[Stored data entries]
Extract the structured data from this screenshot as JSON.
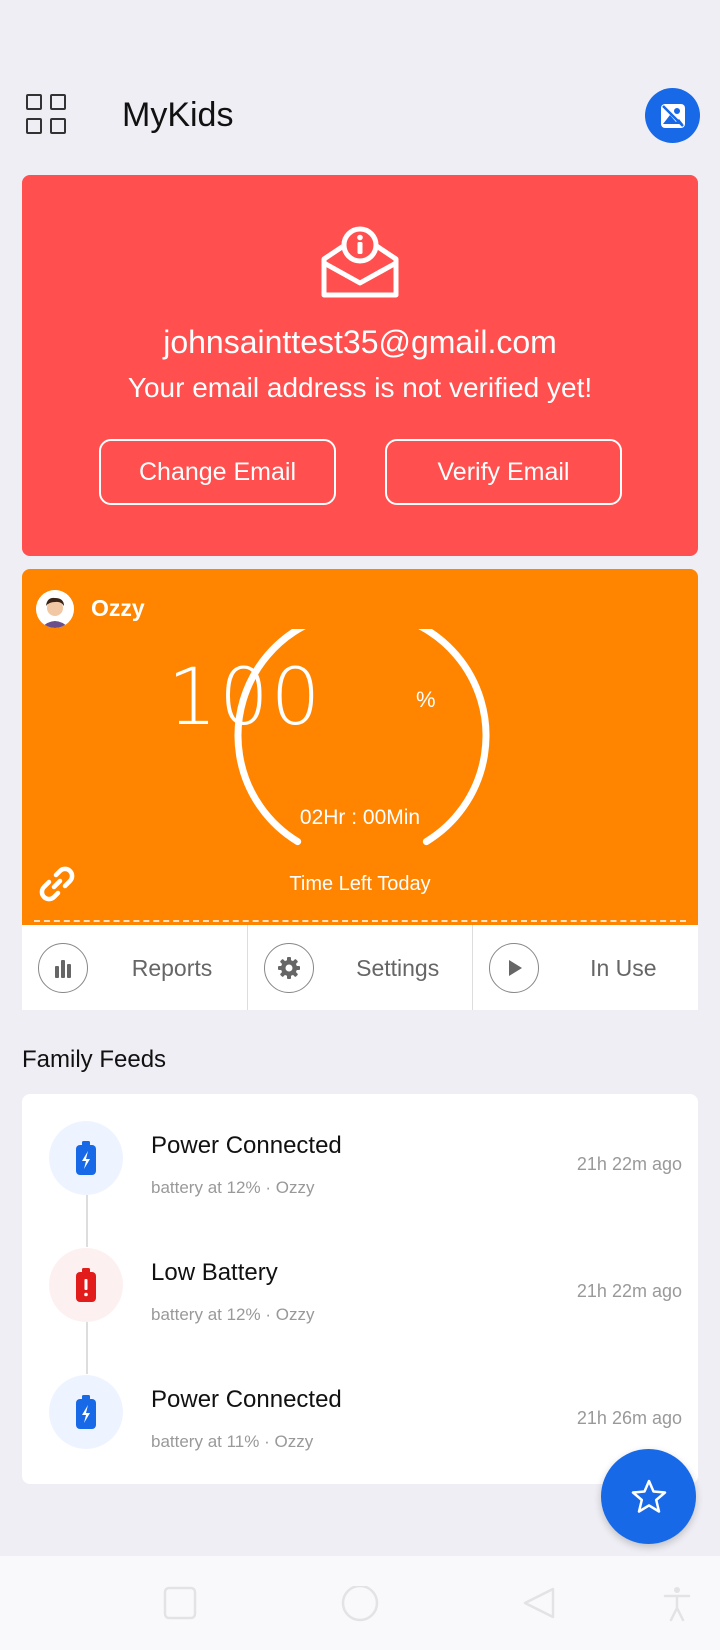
{
  "header": {
    "title": "MyKids",
    "menu_icon": "grid-icon",
    "profile_icon": "photo-icon"
  },
  "verify_card": {
    "email": "johnsainttest35@gmail.com",
    "message": "Your email address is not verified yet!",
    "change_label": "Change Email",
    "verify_label": "Verify Email",
    "icon": "mail-info-icon",
    "color": "#ff4f4f"
  },
  "kid": {
    "name": "Ozzy",
    "percent": "100",
    "percent_unit": "%",
    "time": "02Hr : 00Min",
    "time_label": "Time Left Today",
    "color": "#ff8500"
  },
  "actions": [
    {
      "label": "Reports",
      "icon": "bar-chart-icon"
    },
    {
      "label": "Settings",
      "icon": "gear-icon"
    },
    {
      "label": "In Use",
      "icon": "play-icon"
    }
  ],
  "feeds": {
    "title": "Family Feeds",
    "items": [
      {
        "title": "Power Connected",
        "subtitle": "battery at  12% · Ozzy",
        "time": "21h 22m ago",
        "icon": "battery-charging-icon"
      },
      {
        "title": "Low Battery",
        "subtitle": "battery at  12% · Ozzy",
        "time": "21h 22m ago",
        "icon": "battery-low-icon"
      },
      {
        "title": "Power Connected",
        "subtitle": "battery at  11% · Ozzy",
        "time": "21h 26m ago",
        "icon": "battery-charging-icon"
      }
    ]
  },
  "fab_icon": "star-icon",
  "accent": "#1769e8"
}
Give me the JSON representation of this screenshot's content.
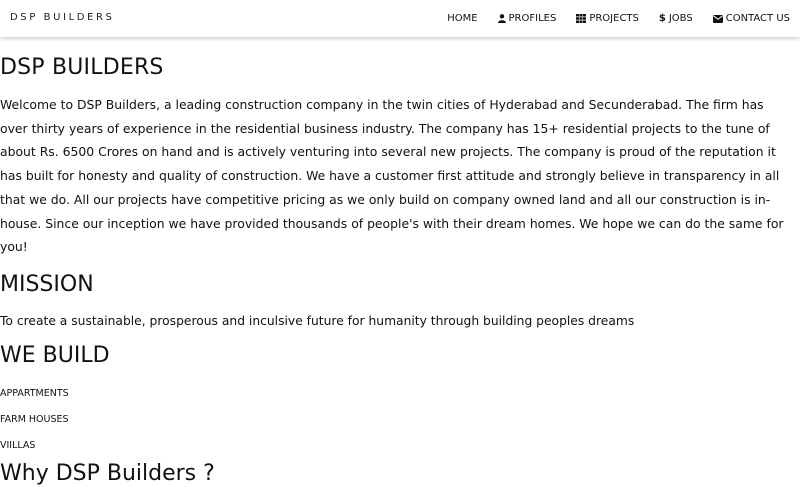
{
  "navbar": {
    "brand": "DSP BUILDERS",
    "items": [
      {
        "label": "HOME",
        "icon": null
      },
      {
        "label": "PROFILES",
        "icon": "user-icon"
      },
      {
        "label": "PROJECTS",
        "icon": "grid-icon"
      },
      {
        "label": "JOBS",
        "icon": "dollar-icon"
      },
      {
        "label": "CONTACT US",
        "icon": "envelope-icon"
      }
    ]
  },
  "main": {
    "title": "DSP BUILDERS",
    "intro": "Welcome to DSP Builders, a leading construction company in the twin cities of Hyderabad and Secunderabad. The firm has over thirty years of experience in the residential business industry. The company has 15+ residential projects to the tune of about Rs. 6500 Crores on hand and is actively venturing into several new projects. The company is proud of the reputation it has built for honesty and quality of construction. We have a customer first attitude and strongly believe in transparency in all that we do. All our projects have competitive pricing as we only build on company owned land and all our construction is in-house. Since our inception we have provided thousands of people's with their dream homes. We hope we can do the same for you!",
    "mission_heading": "MISSION",
    "mission_text": "To create a sustainable, prosperous and inculsive future for humanity through building peoples dreams",
    "build_heading": "WE BUILD",
    "build_items": [
      "APPARTMENTS",
      "FARM HOUSES",
      "VIILLAS"
    ],
    "next_heading": "Why DSP Builders ?"
  }
}
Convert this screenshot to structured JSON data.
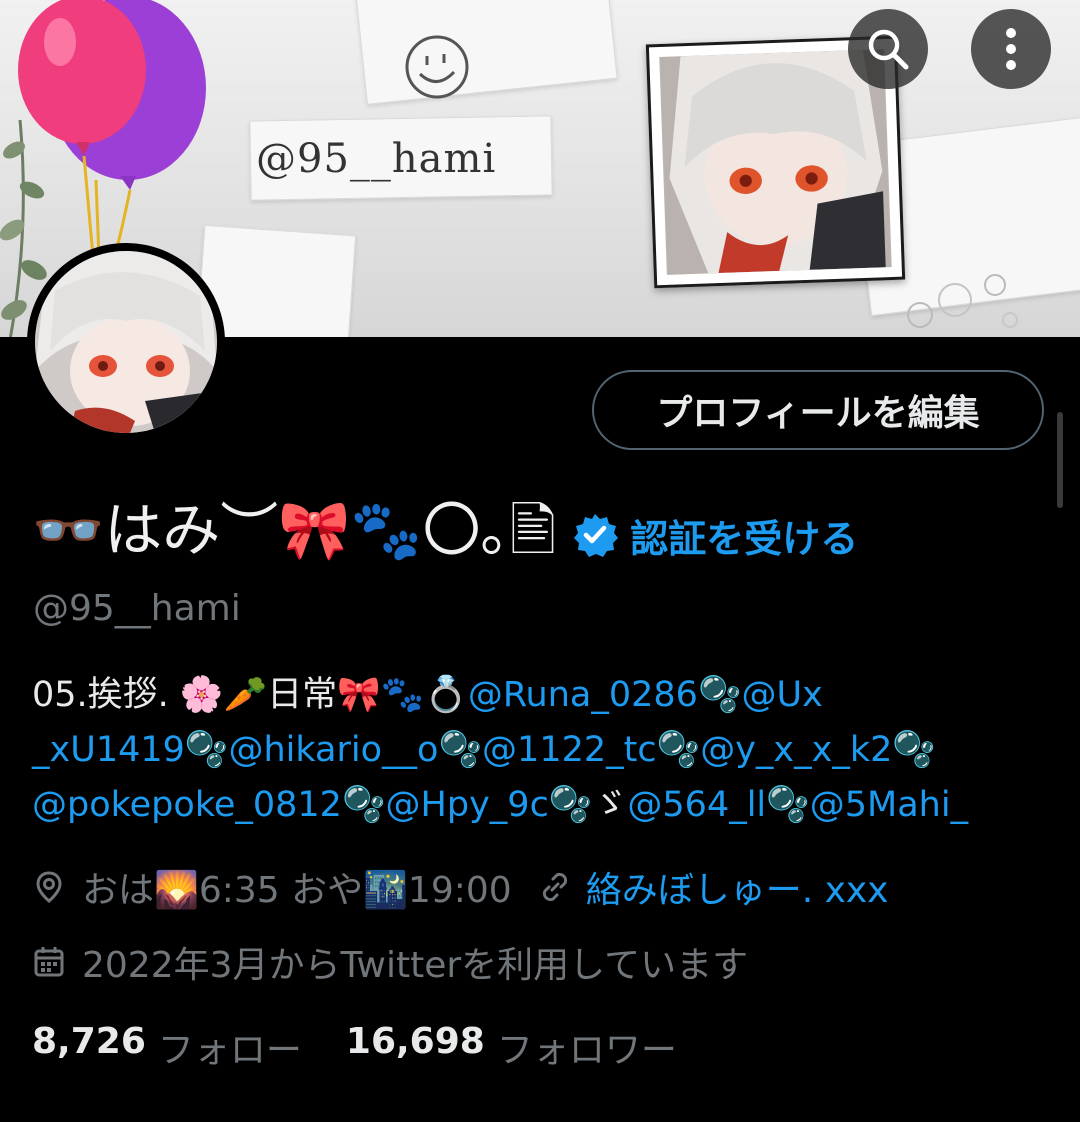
{
  "banner": {
    "handle_text": "@95__hami"
  },
  "profile": {
    "edit_label": "プロフィールを編集",
    "name": "👓はみ︶🎀🐾〇｡🖹",
    "get_verified": "認証を受ける",
    "handle": "@95__hami",
    "bio_lines": [
      [
        {
          "text": "05.挨拶. 🌸🥕日常🎀🐾💍",
          "type": "text"
        },
        {
          "text": "@Runa_0286",
          "type": "mention"
        },
        {
          "text": "🫧",
          "type": "text"
        },
        {
          "text": "@Ux",
          "type": "mention"
        }
      ],
      [
        {
          "text": "_xU1419",
          "type": "mention"
        },
        {
          "text": "🫧",
          "type": "text"
        },
        {
          "text": "@hikario__o",
          "type": "mention"
        },
        {
          "text": "🫧",
          "type": "text"
        },
        {
          "text": "@1122_tc",
          "type": "mention"
        },
        {
          "text": "🫧",
          "type": "text"
        },
        {
          "text": "@y_x_x_k2",
          "type": "mention"
        },
        {
          "text": "🫧",
          "type": "text"
        }
      ],
      [
        {
          "text": "@pokepoke_0812",
          "type": "mention"
        },
        {
          "text": "🫧",
          "type": "text"
        },
        {
          "text": "@Hpy_9c",
          "type": "mention"
        },
        {
          "text": "🫧ゞ",
          "type": "text"
        },
        {
          "text": "@564_ll",
          "type": "mention"
        },
        {
          "text": "🫧",
          "type": "text"
        },
        {
          "text": "@5Mahi_",
          "type": "mention"
        }
      ]
    ],
    "location": "おは🌄6:35 おや🌃19:00",
    "link": "絡みぼしゅー. xxx",
    "joined": "2022年3月からTwitterを利用しています",
    "following_count": "8,726",
    "following_label": "フォロー",
    "followers_count": "16,698",
    "followers_label": "フォロワー"
  },
  "icons": {
    "search": "search-icon",
    "more": "more-vertical-icon",
    "verified": "verified-badge-icon",
    "location": "location-pin-icon",
    "link": "link-icon",
    "calendar": "calendar-icon"
  },
  "colors": {
    "accent": "#1d9bf0",
    "muted": "#71767b",
    "text": "#e7e9ea",
    "background": "#000000"
  }
}
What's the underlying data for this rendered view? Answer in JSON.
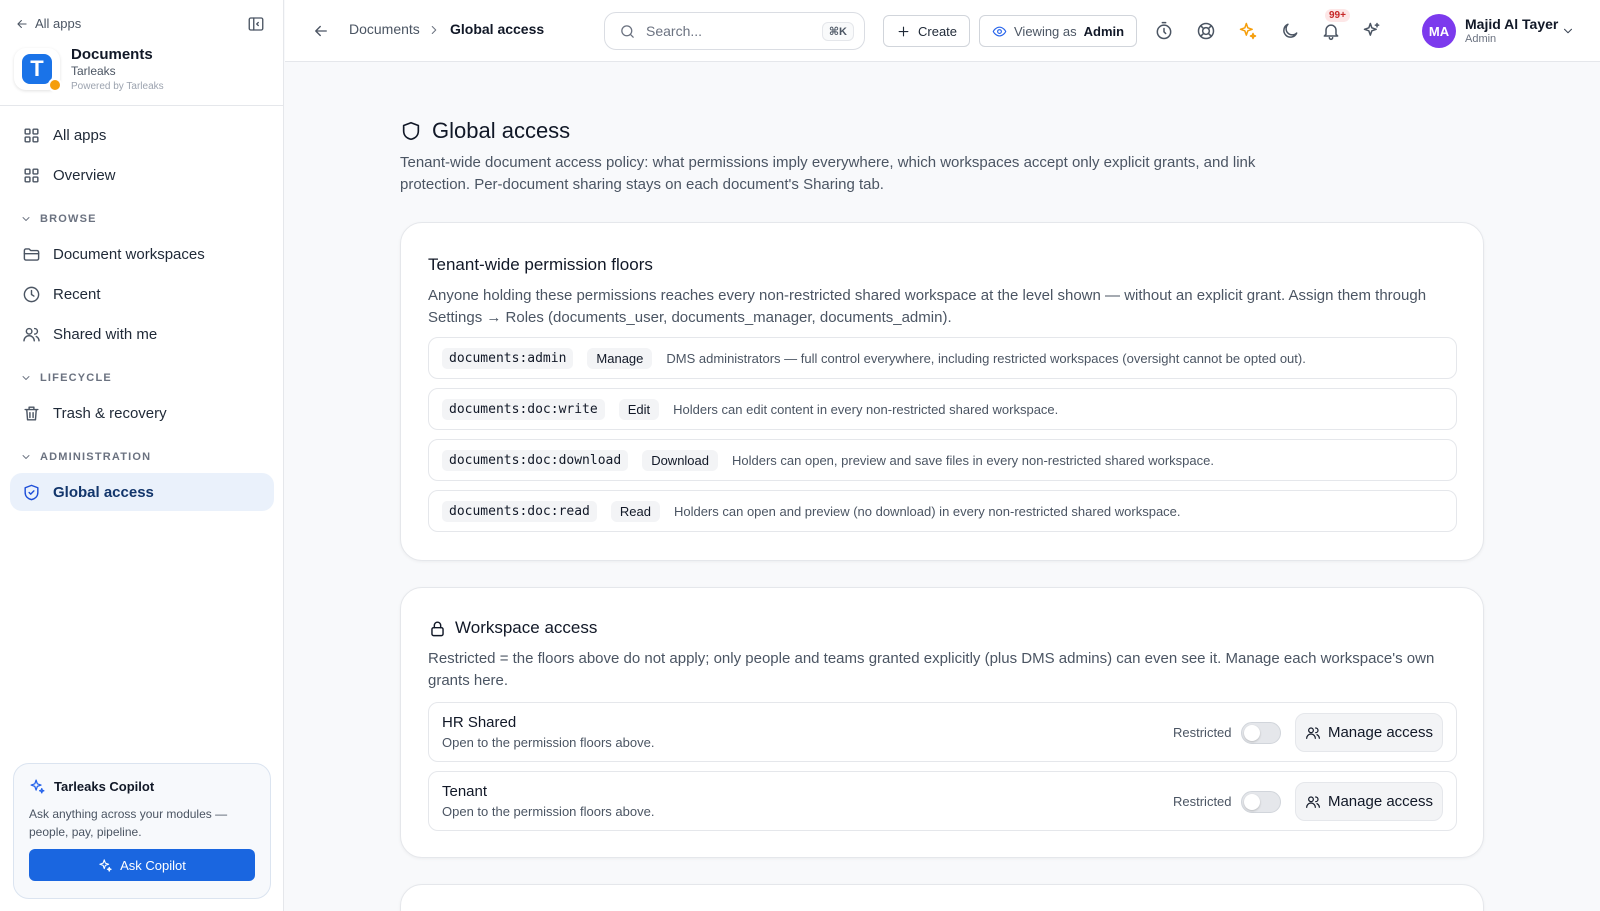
{
  "sidebar": {
    "all_apps": "All apps",
    "app": {
      "name": "Documents",
      "org": "Tarleaks",
      "powered": "Powered by Tarleaks",
      "logo_letter": "T"
    },
    "nav_top": [
      {
        "label": "All apps",
        "icon": "grid-icon"
      },
      {
        "label": "Overview",
        "icon": "grid-icon"
      }
    ],
    "sections": {
      "browse": "BROWSE",
      "lifecycle": "LIFECYCLE",
      "administration": "ADMINISTRATION"
    },
    "browse_items": [
      {
        "label": "Document workspaces",
        "icon": "folder-icon"
      },
      {
        "label": "Recent",
        "icon": "clock-icon"
      },
      {
        "label": "Shared with me",
        "icon": "users-icon"
      }
    ],
    "lifecycle_items": [
      {
        "label": "Trash & recovery",
        "icon": "trash-icon"
      }
    ],
    "admin_items": [
      {
        "label": "Global access",
        "icon": "shield-check-icon",
        "active": true
      }
    ],
    "copilot": {
      "title": "Tarleaks Copilot",
      "desc": "Ask anything across your modules — people, pay, pipeline.",
      "button": "Ask Copilot"
    }
  },
  "topbar": {
    "breadcrumb": [
      "Documents",
      "Global access"
    ],
    "search": {
      "placeholder": "Search...",
      "shortcut": "⌘K"
    },
    "create": "Create",
    "viewing_as": {
      "label": "Viewing as",
      "role": "Admin"
    },
    "notifications_badge": "99+",
    "user": {
      "initials": "MA",
      "name": "Majid Al Tayer",
      "role": "Admin"
    }
  },
  "page": {
    "title": "Global access",
    "desc": "Tenant-wide document access policy: what permissions imply everywhere, which workspaces accept only explicit grants, and link protection. Per-document sharing stays on each document's Sharing tab."
  },
  "floors": {
    "title": "Tenant-wide permission floors",
    "desc": "Anyone holding these permissions reaches every non-restricted shared workspace at the level shown — without an explicit grant. Assign them through Settings → Roles (documents_user, documents_manager, documents_admin).",
    "rows": [
      {
        "code": "documents:admin",
        "level": "Manage",
        "desc": "DMS administrators — full control everywhere, including restricted workspaces (oversight cannot be opted out)."
      },
      {
        "code": "documents:doc:write",
        "level": "Edit",
        "desc": "Holders can edit content in every non-restricted shared workspace."
      },
      {
        "code": "documents:doc:download",
        "level": "Download",
        "desc": "Holders can open, preview and save files in every non-restricted shared workspace."
      },
      {
        "code": "documents:doc:read",
        "level": "Read",
        "desc": "Holders can open and preview (no download) in every non-restricted shared workspace."
      }
    ]
  },
  "workspaces": {
    "title": "Workspace access",
    "desc": "Restricted = the floors above do not apply; only people and teams granted explicitly (plus DMS admins) can even see it. Manage each workspace's own grants here.",
    "rows": [
      {
        "name": "HR Shared",
        "sub": "Open to the permission floors above.",
        "restricted_label": "Restricted",
        "restricted": false,
        "button": "Manage access"
      },
      {
        "name": "Tenant",
        "sub": "Open to the permission floors above.",
        "restricted_label": "Restricted",
        "restricted": false,
        "button": "Manage access"
      }
    ]
  },
  "colors": {
    "accent": "#1a66e0",
    "active_bg": "#eaf1fb",
    "avatar": "#7c3aed",
    "spark": "#f59e0b"
  }
}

Given exercise:
From the material above, copy each line that includes the word "through".

Exercise response:
    "mission_text": "To create a sustainable, prosperous and inculsive future for humanity through building peoples dreams",
    "desc": "Anyone holding these permissions reaches every non-restricted shared workspace at the level shown — without an explicit grant. Assign them through Settings → Roles (documents_user, documents_manager, documents_admin).",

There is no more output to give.